TEXT SEGMENT:
The Company shall also pay to the Executive's estate or heirs, as the case may
be, any accrued and unpaid Bonus.
b. Disability.
(i) In
the event of the Executive's disability, as hereinafter defined, the Executive
shall only be entitled to compensation in accordance with the Company’s
disability compensation practice for senior executives, including any separate
arrangement or policy covering the Executive, but in all events the Executive
shall continue to receive the Executive’s salary for a period ending at the date
of termination for Disability as determined below. Any amounts
provided for in this Section 4(b) shall be offset by other long-term disability
benefits provided to the Executive by the Company.
(ii) “Disability”
for the purposes of this Agreement, shall be deemed to have occurred in the
event (a) the Executive is unable by reason of sickness or accident to perform
the Executive's duties under this Agreement for a cumulative total of twelve
(12) weeks within any one calendar year or (b) the Executive is unable to
perform Executive’s duties for ninety (90) consecutive days or (c) the Executive
has a guardian of the person or estate appointed by a court of competent
jurisdiction. Termination due to disability shall be deemed to
have occurred upon the first day of the month following the determination of
Disability as defined in the preceding sentence.

TASK REQUIREMENTS:
[a] According to the employment agreement excerpt, on what date is termination due to disability deemed to have occurred?
[b] Please carry on the employment agreement excerpt from its last sentence.
The listing after this point has nothing to do with the employment agreement excerpt.

RAW RECORDS:
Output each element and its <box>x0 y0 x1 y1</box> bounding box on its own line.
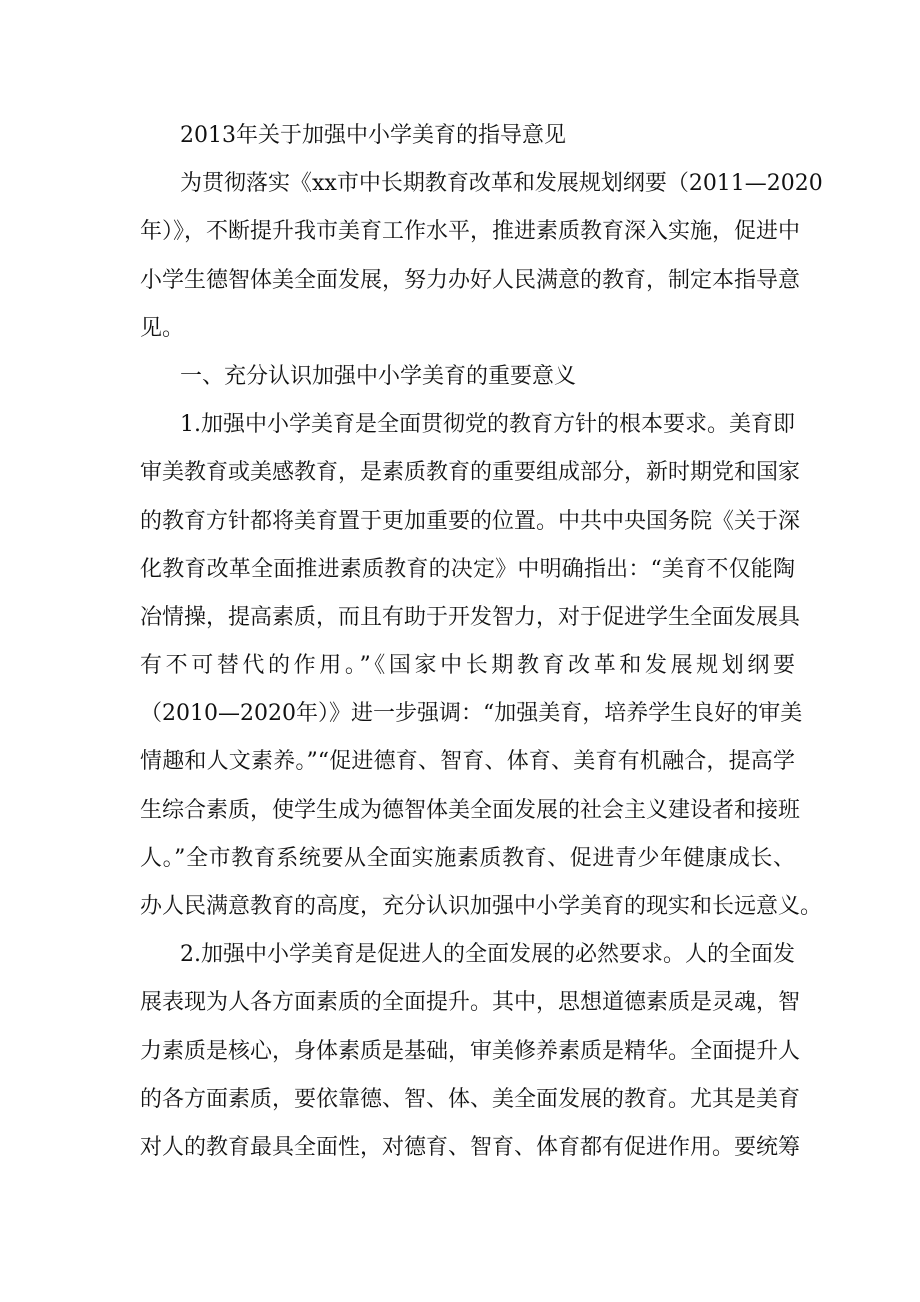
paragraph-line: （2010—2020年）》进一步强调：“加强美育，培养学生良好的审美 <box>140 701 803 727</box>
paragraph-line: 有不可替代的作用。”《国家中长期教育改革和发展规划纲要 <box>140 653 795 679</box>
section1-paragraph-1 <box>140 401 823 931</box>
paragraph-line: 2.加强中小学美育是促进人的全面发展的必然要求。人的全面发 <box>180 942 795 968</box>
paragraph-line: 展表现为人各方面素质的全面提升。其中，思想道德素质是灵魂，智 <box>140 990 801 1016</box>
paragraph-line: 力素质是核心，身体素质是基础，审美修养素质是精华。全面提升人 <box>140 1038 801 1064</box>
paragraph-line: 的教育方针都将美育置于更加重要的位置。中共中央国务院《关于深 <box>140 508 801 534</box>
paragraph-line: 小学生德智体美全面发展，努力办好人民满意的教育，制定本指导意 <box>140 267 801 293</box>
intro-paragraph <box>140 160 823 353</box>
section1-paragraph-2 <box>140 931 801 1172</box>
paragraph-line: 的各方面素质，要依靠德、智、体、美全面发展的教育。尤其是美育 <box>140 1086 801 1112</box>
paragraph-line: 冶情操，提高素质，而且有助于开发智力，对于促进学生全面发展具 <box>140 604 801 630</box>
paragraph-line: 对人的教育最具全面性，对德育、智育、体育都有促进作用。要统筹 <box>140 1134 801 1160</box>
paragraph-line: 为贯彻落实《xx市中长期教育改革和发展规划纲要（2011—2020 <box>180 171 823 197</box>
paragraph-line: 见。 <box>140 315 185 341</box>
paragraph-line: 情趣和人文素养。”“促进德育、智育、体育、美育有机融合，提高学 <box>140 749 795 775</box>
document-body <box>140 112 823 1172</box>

EXERCISE RESULTS:
[a] The first day of the month following the determination of Disability.

[b]
Anything
herein to the contrary notwithstanding; if, following a termination of
employment hereunder due to Disability as provided in the preceding paragraph,
the Executive becomes reemployed, whether as an Executive or a consultant, any
salary, annual incentive payments or other benefits earned by the Executive from
such employment shall offset any salary continuation due to the Executive
hereunder commencing with the date of reemployment.
c. Termination by the Company
for Cause.
(i) Nothing
herein shall prevent the Company from terminating the Executive’s employment for
“Cause” as hereinafter defined. The Executive shall continue to receive salary
only for the period ending with the date of such termination as provided in this
Section 4(c). Any rights and benefits the Executive may have in
respect of any other compensation shall be determined in accordance with the
terms of such other compensation arrangements or such plans or
programs.
(ii) “Cause”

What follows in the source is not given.